All of the records below must be output exactly, with no pictures carried over.

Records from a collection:
[START]
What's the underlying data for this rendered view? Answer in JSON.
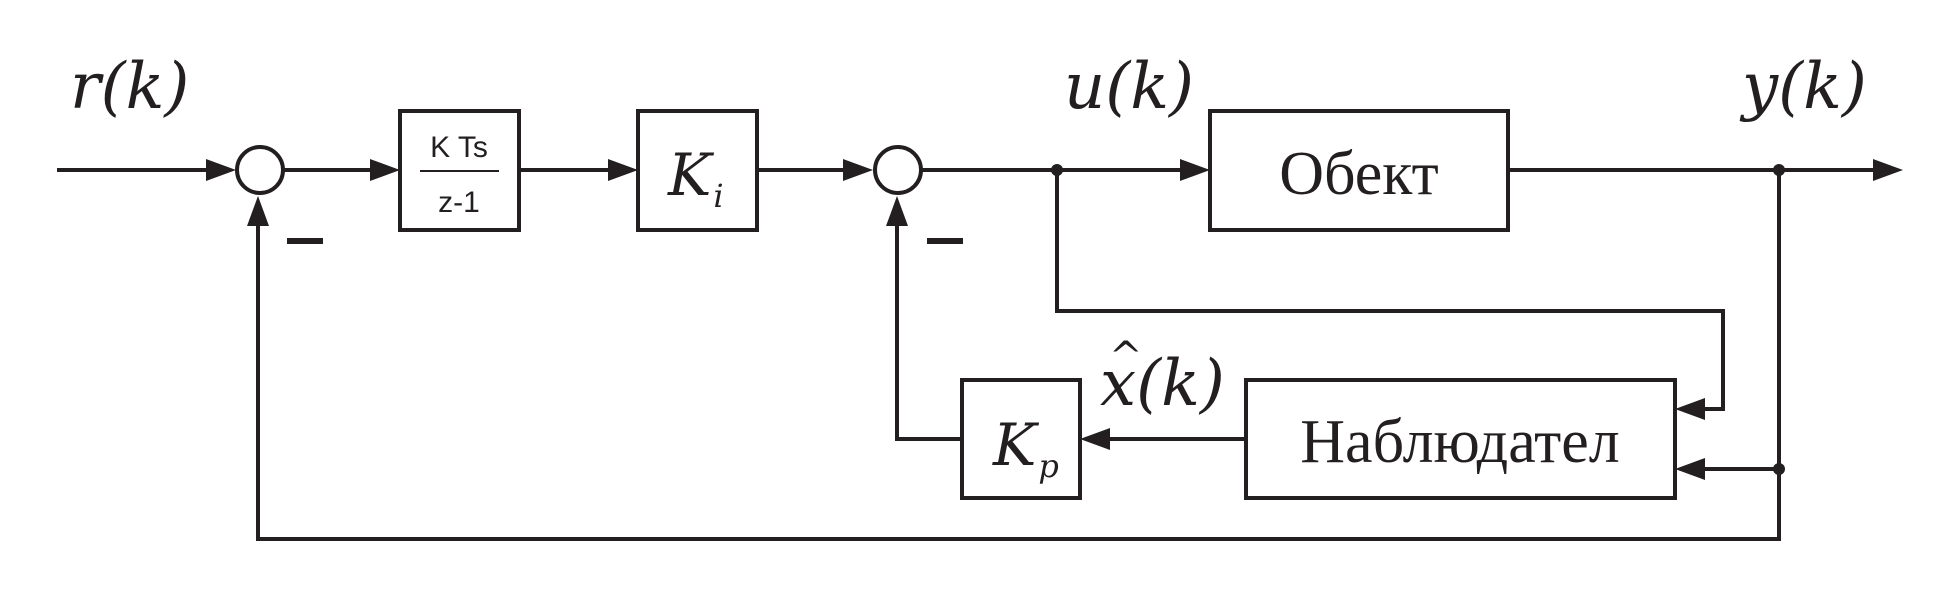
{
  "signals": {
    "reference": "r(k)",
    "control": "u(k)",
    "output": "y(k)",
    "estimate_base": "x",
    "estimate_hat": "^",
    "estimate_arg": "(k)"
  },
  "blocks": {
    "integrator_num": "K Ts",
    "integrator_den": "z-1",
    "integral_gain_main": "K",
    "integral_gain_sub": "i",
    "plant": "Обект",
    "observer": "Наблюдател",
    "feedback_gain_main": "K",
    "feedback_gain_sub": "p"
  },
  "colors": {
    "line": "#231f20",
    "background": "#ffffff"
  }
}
[END]
## SOLUTION TO THIS PROBLEM
What's the underlying data for this rendered view? Answer in JSON.
{
  "signals": {
    "reference": "r(k)",
    "control": "u(k)",
    "output": "y(k)",
    "estimate_base": "x",
    "estimate_hat": "^",
    "estimate_arg": "(k)"
  },
  "blocks": {
    "integrator_num": "K Ts",
    "integrator_den": "z-1",
    "integral_gain_main": "K",
    "integral_gain_sub": "i",
    "plant": "Обект",
    "observer": "Наблюдател",
    "feedback_gain_main": "K",
    "feedback_gain_sub": "p"
  },
  "colors": {
    "line": "#231f20",
    "background": "#ffffff"
  }
}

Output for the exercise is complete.